#### DATA FOR THE TASK:
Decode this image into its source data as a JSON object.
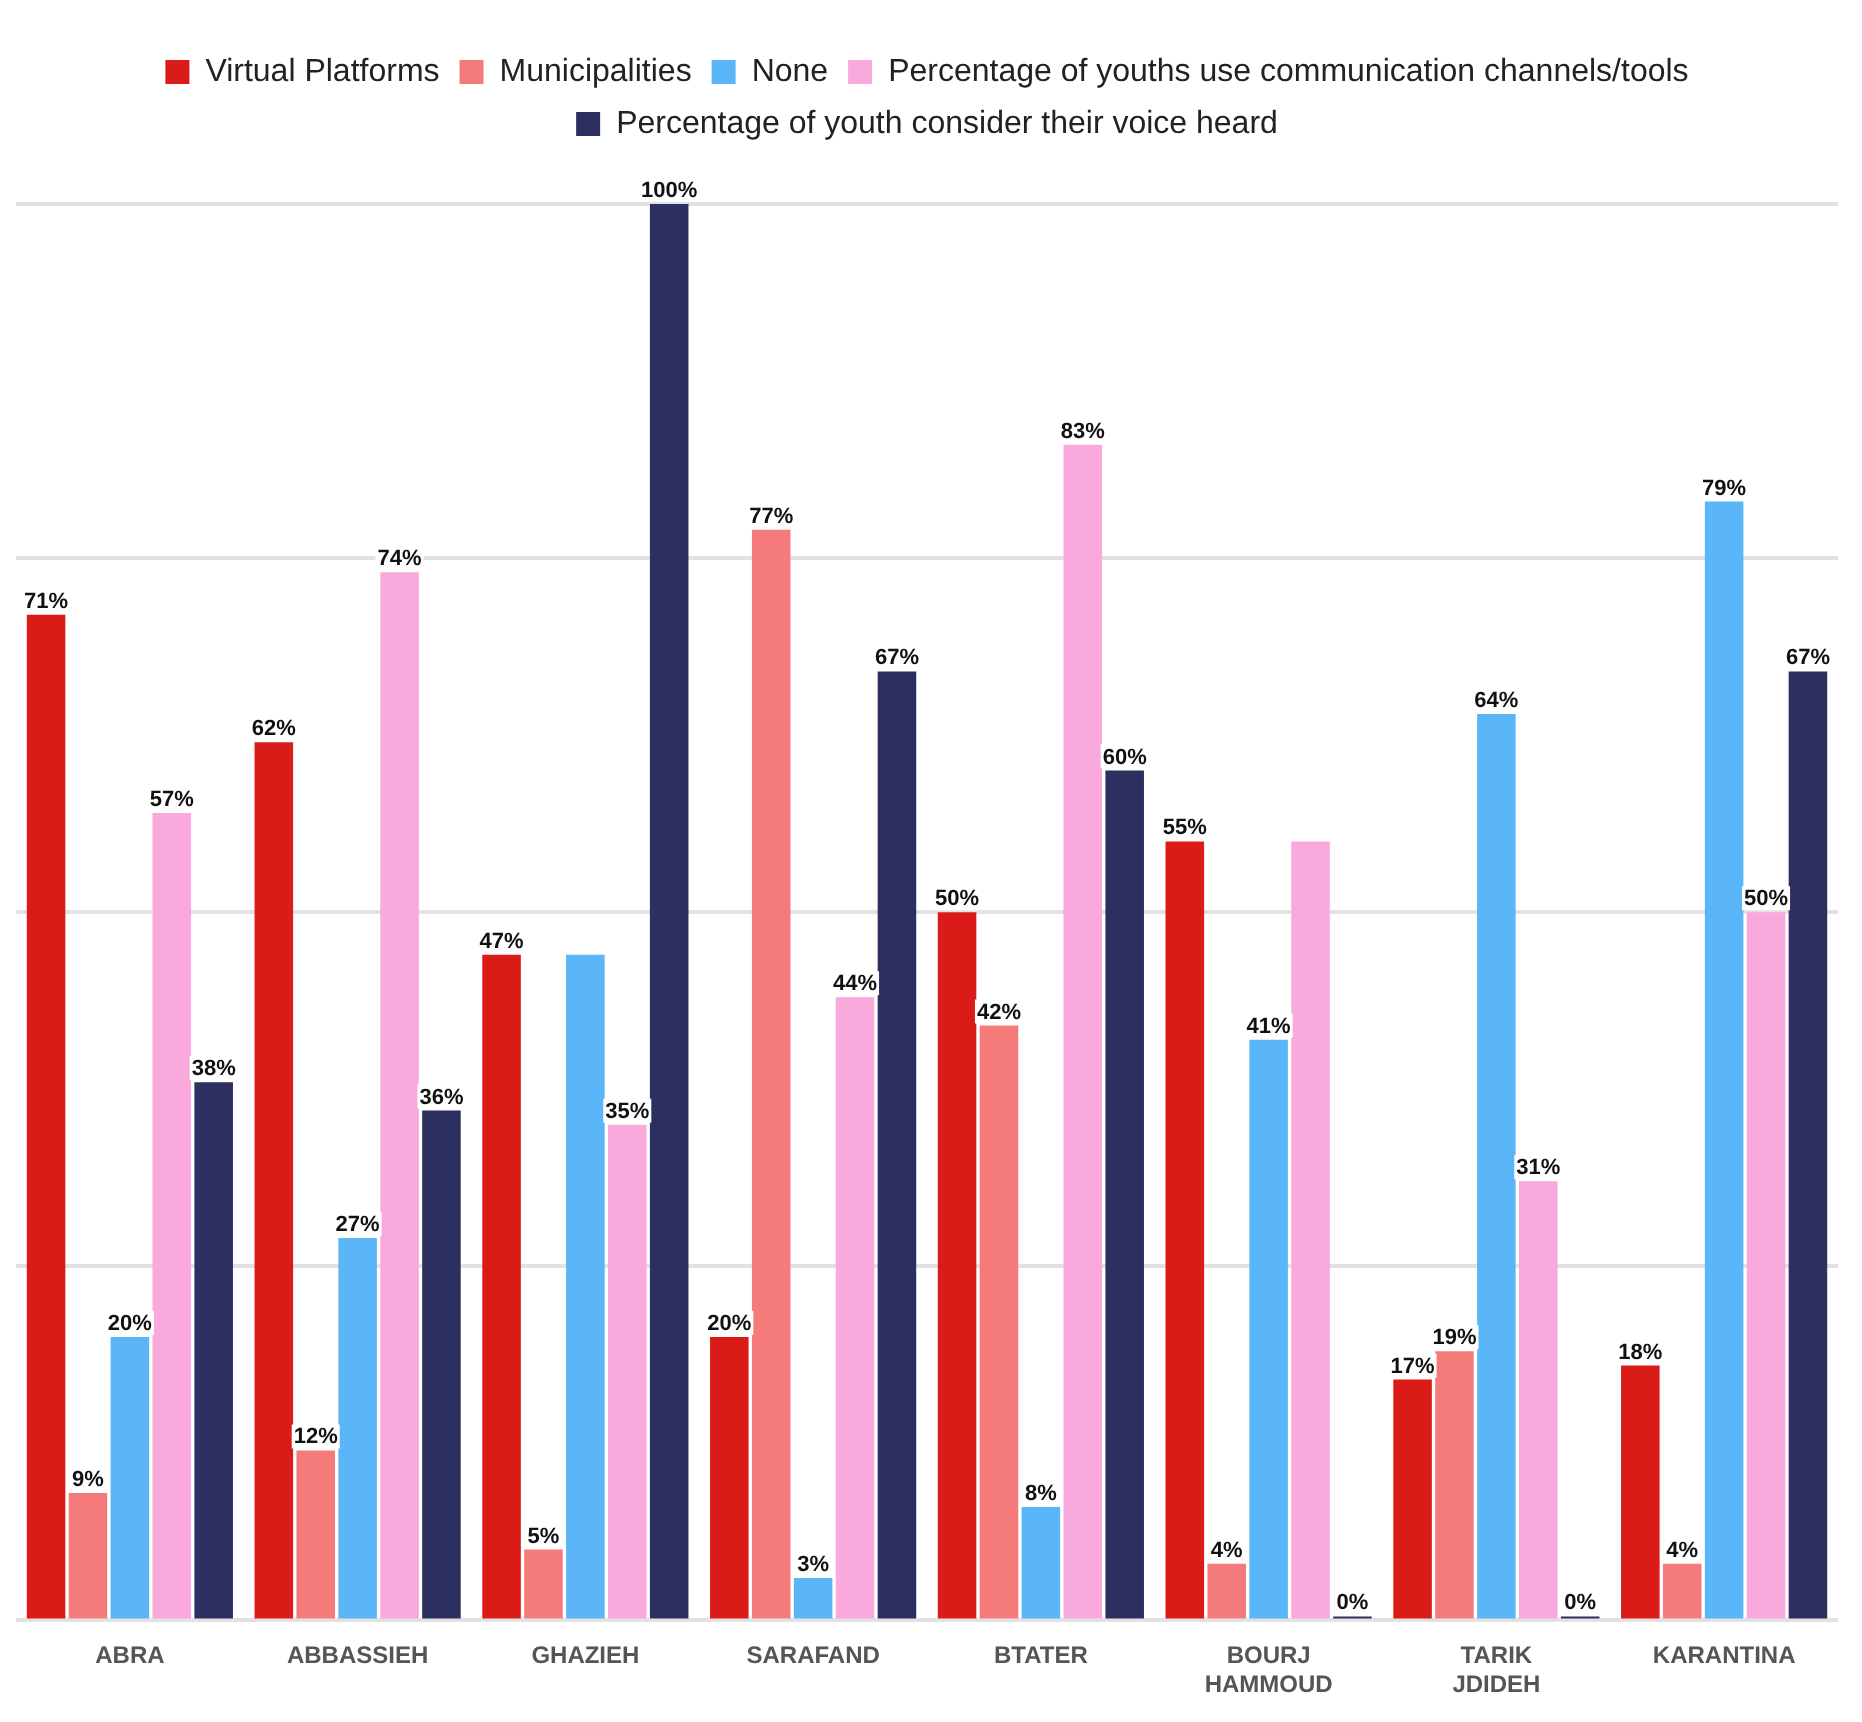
{
  "chart_data": {
    "type": "bar",
    "categories": [
      "ABRA",
      "ABBASSIEH",
      "GHAZIEH",
      "SARAFAND",
      "BTATER",
      "BOURJ HAMMOUD",
      "TARIK JDIDEH",
      "KARANTINA"
    ],
    "series": [
      {
        "name": "Virtual Platforms",
        "color": "#db1b17",
        "values": [
          71,
          62,
          47,
          20,
          50,
          55,
          17,
          18
        ],
        "value_labels": [
          "71%",
          "62%",
          "47%",
          "20%",
          "50%",
          "55%",
          "17%",
          "18%"
        ]
      },
      {
        "name": "Municipalities",
        "color": "#f57b7b",
        "values": [
          9,
          12,
          5,
          77,
          42,
          4,
          19,
          4
        ],
        "value_labels": [
          "9%",
          "12%",
          "5%",
          "77%",
          "42%",
          "4%",
          "19%",
          "4%"
        ]
      },
      {
        "name": "None",
        "color": "#5ab6f6",
        "values": [
          20,
          27,
          47,
          3,
          8,
          41,
          64,
          79
        ],
        "value_labels": [
          "20%",
          "27%",
          null,
          "3%",
          "8%",
          "41%",
          "64%",
          "79%"
        ]
      },
      {
        "name": "Percentage of youths use communication channels/tools",
        "color": "#f9a9dc",
        "values": [
          57,
          74,
          35,
          44,
          83,
          55,
          31,
          50
        ],
        "value_labels": [
          "57%",
          "74%",
          "35%",
          "44%",
          "83%",
          null,
          "31%",
          "50%"
        ]
      },
      {
        "name": "Percentage of youth consider their voice heard",
        "color": "#2c2f5f",
        "values": [
          38,
          36,
          100,
          67,
          60,
          0,
          0,
          67
        ],
        "value_labels": [
          "38%",
          "36%",
          "100%",
          "67%",
          "60%",
          "0%",
          "0%",
          "67%"
        ]
      }
    ],
    "ylim": [
      0,
      100
    ],
    "yticks": [
      {
        "value": 0,
        "label": null
      },
      {
        "value": 25,
        "label": null
      },
      {
        "value": 50,
        "label": null
      },
      {
        "value": 75,
        "label": null
      },
      {
        "value": 100,
        "label": null
      }
    ],
    "grid": "y",
    "tick_labels": "x",
    "legend": "top"
  }
}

#### TASK TO CARRY OUT:
The answer is the number of lines in the preceding material that hold "Percentage"; write that number and nothing else.

#### TASK RESULT:
2